[Stored entries]
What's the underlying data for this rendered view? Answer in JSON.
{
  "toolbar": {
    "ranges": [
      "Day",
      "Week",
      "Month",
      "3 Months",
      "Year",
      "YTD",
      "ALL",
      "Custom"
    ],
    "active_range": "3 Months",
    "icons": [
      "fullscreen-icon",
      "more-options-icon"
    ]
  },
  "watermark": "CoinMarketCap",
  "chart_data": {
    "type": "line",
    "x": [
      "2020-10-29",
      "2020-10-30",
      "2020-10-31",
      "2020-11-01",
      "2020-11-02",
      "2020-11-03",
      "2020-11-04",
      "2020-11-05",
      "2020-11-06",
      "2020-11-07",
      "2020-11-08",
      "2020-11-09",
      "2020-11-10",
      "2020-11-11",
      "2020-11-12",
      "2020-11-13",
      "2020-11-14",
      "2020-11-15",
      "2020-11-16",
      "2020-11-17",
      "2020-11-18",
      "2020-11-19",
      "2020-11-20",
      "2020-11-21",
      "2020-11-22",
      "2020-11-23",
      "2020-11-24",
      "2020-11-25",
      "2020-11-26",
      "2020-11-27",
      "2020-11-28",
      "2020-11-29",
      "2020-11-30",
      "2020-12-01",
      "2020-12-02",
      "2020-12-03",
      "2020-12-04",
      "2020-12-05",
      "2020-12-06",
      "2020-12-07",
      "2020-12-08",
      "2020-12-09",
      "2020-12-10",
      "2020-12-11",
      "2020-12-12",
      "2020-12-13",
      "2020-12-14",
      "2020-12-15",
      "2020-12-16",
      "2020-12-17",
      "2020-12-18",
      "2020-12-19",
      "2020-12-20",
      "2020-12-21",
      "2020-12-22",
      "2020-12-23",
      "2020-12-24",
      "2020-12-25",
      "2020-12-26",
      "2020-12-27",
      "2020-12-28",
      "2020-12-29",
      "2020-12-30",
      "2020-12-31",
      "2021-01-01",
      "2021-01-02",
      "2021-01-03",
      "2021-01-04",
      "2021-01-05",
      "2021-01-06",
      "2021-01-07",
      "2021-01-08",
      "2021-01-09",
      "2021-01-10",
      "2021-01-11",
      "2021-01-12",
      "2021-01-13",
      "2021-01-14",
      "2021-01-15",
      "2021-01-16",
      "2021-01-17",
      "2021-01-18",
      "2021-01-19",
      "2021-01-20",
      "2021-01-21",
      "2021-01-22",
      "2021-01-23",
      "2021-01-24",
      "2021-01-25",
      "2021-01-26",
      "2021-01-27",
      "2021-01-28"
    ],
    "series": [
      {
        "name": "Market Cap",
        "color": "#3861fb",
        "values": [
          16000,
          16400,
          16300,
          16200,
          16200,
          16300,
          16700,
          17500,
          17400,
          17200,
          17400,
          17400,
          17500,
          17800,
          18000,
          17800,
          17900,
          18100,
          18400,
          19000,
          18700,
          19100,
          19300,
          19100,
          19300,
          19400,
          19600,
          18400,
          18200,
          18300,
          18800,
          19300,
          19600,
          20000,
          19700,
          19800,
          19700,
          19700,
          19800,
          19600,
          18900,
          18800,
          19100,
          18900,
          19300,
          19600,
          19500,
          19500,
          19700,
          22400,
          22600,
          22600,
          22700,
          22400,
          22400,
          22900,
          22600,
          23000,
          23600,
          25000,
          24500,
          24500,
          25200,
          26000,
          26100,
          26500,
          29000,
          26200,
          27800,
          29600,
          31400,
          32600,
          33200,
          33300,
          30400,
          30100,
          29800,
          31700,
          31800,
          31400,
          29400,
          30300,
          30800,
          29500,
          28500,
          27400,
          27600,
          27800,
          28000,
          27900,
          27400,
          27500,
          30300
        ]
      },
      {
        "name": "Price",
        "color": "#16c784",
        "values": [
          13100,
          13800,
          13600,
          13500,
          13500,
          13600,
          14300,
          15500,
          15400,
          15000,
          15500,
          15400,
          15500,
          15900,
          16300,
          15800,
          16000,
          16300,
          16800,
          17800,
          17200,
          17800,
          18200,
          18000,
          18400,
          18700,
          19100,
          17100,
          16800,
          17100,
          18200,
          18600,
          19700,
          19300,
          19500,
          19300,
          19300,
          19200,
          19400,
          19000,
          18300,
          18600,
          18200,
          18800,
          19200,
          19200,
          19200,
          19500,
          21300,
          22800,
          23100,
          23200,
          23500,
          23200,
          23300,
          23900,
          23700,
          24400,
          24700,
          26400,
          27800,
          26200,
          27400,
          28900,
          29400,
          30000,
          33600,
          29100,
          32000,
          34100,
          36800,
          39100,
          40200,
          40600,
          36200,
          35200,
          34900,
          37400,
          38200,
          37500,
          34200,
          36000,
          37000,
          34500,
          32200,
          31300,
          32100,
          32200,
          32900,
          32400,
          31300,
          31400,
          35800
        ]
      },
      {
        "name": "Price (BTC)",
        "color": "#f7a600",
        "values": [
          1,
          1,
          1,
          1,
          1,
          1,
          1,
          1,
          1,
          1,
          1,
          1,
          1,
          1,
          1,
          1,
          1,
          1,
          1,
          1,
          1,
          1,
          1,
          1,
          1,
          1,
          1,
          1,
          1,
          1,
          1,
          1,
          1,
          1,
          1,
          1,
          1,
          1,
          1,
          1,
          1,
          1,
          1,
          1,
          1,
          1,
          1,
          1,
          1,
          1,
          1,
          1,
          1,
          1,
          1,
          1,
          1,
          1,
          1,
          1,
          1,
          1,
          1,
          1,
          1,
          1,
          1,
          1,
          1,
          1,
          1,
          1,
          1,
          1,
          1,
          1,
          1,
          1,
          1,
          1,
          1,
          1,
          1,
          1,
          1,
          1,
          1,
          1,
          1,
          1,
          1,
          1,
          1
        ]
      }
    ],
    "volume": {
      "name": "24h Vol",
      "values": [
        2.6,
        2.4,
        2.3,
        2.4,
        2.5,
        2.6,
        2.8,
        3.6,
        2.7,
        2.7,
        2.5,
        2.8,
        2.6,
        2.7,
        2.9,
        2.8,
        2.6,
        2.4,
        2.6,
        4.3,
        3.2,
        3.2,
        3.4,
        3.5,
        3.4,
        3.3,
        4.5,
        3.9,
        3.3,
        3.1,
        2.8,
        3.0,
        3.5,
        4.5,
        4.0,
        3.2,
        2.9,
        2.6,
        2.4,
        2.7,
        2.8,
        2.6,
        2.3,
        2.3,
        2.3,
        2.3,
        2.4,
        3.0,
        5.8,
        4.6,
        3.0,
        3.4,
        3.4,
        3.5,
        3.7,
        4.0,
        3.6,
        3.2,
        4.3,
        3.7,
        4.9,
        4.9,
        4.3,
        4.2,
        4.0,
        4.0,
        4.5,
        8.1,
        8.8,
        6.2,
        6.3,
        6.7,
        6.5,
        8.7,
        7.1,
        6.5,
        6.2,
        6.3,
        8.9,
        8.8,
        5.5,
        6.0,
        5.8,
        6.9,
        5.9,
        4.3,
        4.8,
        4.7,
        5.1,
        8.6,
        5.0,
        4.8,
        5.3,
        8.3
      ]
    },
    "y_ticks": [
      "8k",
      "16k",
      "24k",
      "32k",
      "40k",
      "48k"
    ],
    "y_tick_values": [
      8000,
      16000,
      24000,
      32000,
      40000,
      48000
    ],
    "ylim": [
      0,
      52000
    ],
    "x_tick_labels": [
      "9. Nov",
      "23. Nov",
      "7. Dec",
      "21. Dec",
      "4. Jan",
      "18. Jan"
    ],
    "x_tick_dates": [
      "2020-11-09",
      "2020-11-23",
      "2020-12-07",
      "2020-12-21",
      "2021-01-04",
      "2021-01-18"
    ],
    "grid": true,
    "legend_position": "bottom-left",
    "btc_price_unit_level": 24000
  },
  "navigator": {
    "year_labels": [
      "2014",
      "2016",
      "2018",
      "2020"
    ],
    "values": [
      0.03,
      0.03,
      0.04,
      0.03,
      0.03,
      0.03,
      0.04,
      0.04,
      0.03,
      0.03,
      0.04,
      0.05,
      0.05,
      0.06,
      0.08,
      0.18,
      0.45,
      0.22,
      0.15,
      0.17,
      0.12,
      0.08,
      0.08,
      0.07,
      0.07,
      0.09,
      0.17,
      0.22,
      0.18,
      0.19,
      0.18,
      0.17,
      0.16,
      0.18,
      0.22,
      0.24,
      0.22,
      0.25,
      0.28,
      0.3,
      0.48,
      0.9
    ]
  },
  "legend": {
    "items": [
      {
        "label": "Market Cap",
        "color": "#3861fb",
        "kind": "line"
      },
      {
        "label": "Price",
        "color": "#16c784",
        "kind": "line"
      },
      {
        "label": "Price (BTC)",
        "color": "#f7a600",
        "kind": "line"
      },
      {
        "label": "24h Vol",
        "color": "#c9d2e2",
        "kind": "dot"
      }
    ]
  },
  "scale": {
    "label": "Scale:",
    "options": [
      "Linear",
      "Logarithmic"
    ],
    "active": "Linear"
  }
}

> Written task: Which lines contain "name"? Copy each of them.

> Task result:
        "name": "Market Cap",
        "name": "Price",
        "name": "Price (BTC)",
      "name": "24h Vol",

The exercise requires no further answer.